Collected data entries
####
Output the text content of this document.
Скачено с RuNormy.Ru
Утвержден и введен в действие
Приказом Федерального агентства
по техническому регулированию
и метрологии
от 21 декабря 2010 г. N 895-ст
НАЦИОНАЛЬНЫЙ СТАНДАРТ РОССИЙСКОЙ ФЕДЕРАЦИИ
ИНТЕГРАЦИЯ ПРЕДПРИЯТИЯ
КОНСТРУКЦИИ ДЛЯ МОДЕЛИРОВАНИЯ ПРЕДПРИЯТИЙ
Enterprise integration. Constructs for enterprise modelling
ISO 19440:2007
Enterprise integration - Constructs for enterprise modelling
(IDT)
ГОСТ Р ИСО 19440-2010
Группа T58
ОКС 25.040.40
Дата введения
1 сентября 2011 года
####
- [GOAL]: Transcribe all entries exactly as they are given.

- [SOLVED EXERCISE]:
Output the text content of this document.
Скачено с RuNormy.Ru
Утвержден и введен в действие
Приказом Федерального агентства
по техническому регулированию
и метрологии
от 21 декабря 2010 г. N 895-ст
НАЦИОНАЛЬНЫЙ СТАНДАРТ РОССИЙСКОЙ ФЕДЕРАЦИИ
ИНТЕГРАЦИЯ ПРЕДПРИЯТИЯ
КОНСТРУКЦИИ ДЛЯ МОДЕЛИРОВАНИЯ ПРЕДПРИЯТИЙ
Enterprise integration. Constructs for enterprise modelling
ISO 19440:2007
Enterprise integration - Constructs for enterprise modelling
(IDT)
ГОСТ Р ИСО 19440-2010
Группа T58
ОКС 25.040.40
Дата введения
1 сентября 2011 года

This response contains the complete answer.